_STATED PROBLEM_
Extract all of the data and reproduce it precisely.

(Structured figure records)

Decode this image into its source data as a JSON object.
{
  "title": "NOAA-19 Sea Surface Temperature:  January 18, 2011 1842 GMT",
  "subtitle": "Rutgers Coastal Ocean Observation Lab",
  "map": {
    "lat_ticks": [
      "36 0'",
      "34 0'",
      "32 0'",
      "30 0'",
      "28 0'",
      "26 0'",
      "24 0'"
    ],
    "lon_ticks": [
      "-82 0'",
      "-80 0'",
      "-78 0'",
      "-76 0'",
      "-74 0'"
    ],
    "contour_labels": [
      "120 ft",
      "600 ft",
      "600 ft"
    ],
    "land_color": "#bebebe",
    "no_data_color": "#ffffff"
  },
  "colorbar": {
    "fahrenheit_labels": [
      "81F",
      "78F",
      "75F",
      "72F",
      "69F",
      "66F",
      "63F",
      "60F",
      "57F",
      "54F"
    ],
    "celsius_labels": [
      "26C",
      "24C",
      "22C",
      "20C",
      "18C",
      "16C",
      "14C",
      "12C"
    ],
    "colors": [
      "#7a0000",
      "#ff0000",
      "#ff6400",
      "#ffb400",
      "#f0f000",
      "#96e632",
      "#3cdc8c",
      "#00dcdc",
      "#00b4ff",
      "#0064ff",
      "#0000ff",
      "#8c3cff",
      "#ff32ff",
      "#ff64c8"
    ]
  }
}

_RESULT BELOW_
Decode this image into its source data as a JSON object.
{
  "title": "NOAA-19 Sea Surface Temperature:  January 18, 2011 1842 GMT",
  "subtitle": "Rutgers Coastal Ocean Observation Lab",
  "map": {
    "lat_ticks": [
      "36 0'",
      "34 0'",
      "32 0'",
      "30 0'",
      "28 0'",
      "26 0'",
      "24 0'"
    ],
    "lon_ticks": [
      "-82 0'",
      "-80 0'",
      "-78 0'",
      "-76 0'",
      "-74 0'"
    ],
    "contour_labels": [
      "120 ft",
      "600 ft",
      "600 ft"
    ],
    "land_color": "#bebebe",
    "no_data_color": "#ffffff"
  },
  "colorbar": {
    "fahrenheit_labels": [
      "81F",
      "78F",
      "75F",
      "72F",
      "69F",
      "66F",
      "63F",
      "60F",
      "57F",
      "54F"
    ],
    "celsius_labels": [
      "26C",
      "24C",
      "22C",
      "20C",
      "18C",
      "16C",
      "14C",
      "12C"
    ],
    "colors": [
      "#7a0000",
      "#ff0000",
      "#ff6400",
      "#ffb400",
      "#f0f000",
      "#96e632",
      "#3cdc8c",
      "#00dcdc",
      "#00b4ff",
      "#0064ff",
      "#0000ff",
      "#8c3cff",
      "#ff32ff",
      "#ff64c8"
    ]
  }
}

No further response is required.